# Given passage

How Long Does an Apartment Renovation Take?

A step-by-step guide and timeline for a one-bedroom apartment renovation

brick wall in living room with blue and white couches and a blue rug after renovation

Should you renovate in stages or all at once?

We’ve covered the expected timelines for kitchen renovations and bath renovations, but how long does an entire apartment renovation take? Since bathrooms and kitchens are usually the most time-intensive spaces to redo, the timeline for renovating a one-bedroom apartment is not much longer. Another bonus: the more spaces there are, the more opportunity there is to implement economies of scale and to multi-task! This approach allows you to save both time and money.

If you’re considering spacing out several projects (for budgetary reasons), you should consider doing them all at once. While it’s a larger sum upfront, it’ll likely be a better value for your money. For example, while you’re waiting for your cabinets to arrive, your contractor can paint the bedroom or install baseboards. Also, consider the cost– and time–effectiveness in using the permits and crew already scheduled for your project for a full scope rather than securing them multiple times.

General timeframe for a one-bedroom remodel

As always, size and complexity determine how long an entire apartment renovation will take. If you aren’t moving walls or changing electrical or plumbing, your apartment renovation will be on the shorter side. On average, you should allocate about three to five months for on-site work in a top-to-bottom one-bedroom apartment renovation.

Apartment Renovation Timeline: Pre-Construction Phase

While the attention is usually on the most visible construction phase, there is a lot to be done before then. Here are the details on each box you’ll need to check before breaking ground on the project.

STEP 1: Close on your property (1-3 months)

Many homeowners are in-contract or preparing to close on a property when they begin the process of planning a renovation. If this is you, don’t worry: there’s a way to get it all done. You should wait until you have closed on the property, with keys in hand, before doing anything. If you’re in a hurry—wait until you’ve at least signed the contract before beginning the design process.

STEP 2: Post your renovation project on Sweeten (5 minutes)

Once you’re in contract, or if you already own your apartment, you can post your project to Sweeten and begin soliciting bids. Add the details about the space you want to renovate, your inspiration photos (optional but useful for our matchmakers), and any other information that would help us find your perfect contractors. We’ll connect you with 3-5 of our trusted, vetted contractors who are a good fit for your project. 

STEP 3: Schedule site visits and solicit bids (1-3 weeks)

Once you’ve previewed the Sweeten contractors’ profiles, and have decided you’d like to set up a meeting(s), our online scheduler will give you a two-week window to mark your available dates for a site visit. Both you and the contractor(s)  will receive an email confirming your available times, by which the contractor(s) will reach out to you to confirm a date.

# Supplied records
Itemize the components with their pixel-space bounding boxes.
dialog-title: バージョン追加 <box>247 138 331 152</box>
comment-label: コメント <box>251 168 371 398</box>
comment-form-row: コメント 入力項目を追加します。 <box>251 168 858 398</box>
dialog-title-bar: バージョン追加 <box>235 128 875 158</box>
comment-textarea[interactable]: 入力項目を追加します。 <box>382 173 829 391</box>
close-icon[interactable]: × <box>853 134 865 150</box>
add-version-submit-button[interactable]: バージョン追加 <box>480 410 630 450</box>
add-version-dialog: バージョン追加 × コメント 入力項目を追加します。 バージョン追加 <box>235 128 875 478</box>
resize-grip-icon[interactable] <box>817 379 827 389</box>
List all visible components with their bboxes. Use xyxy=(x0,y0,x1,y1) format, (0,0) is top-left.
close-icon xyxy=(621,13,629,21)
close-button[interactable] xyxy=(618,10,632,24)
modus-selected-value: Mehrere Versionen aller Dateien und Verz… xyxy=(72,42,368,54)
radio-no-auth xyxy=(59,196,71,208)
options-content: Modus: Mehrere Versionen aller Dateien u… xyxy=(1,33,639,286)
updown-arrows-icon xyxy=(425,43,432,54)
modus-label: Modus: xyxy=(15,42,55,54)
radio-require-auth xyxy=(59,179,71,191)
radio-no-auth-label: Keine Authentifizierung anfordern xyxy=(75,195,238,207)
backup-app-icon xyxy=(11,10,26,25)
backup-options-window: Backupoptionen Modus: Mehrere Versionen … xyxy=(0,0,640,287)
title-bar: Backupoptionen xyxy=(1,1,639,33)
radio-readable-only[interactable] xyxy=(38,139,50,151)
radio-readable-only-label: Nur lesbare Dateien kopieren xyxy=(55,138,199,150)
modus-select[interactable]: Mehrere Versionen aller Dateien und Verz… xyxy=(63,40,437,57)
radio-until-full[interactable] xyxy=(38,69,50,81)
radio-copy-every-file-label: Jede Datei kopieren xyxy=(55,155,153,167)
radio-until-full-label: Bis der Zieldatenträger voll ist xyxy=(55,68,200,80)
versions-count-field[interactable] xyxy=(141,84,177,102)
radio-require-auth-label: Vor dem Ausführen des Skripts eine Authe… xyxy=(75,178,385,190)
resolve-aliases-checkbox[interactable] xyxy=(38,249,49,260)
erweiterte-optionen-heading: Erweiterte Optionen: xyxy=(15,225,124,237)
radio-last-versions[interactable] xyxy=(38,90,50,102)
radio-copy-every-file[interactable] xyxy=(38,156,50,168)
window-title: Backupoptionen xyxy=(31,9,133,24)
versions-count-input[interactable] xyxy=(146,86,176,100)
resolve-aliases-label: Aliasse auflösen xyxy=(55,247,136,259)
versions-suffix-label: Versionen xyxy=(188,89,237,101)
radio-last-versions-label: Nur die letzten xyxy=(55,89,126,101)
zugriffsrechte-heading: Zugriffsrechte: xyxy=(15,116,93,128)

# The tasks
(A) In the renovation guide, about how much time should be set aside for on-site work in a top-to-bottom one-bedroom apartment renovation?
(B) Quote everything in the renovation guide from "While the attention" down to "on the project.".

# In response
(A) About three to five months.

(B)
While the attention is usually on the most visible construction phase, there is a lot to be done before then. Here are the details on each box you’ll need to check before breaking ground on the project.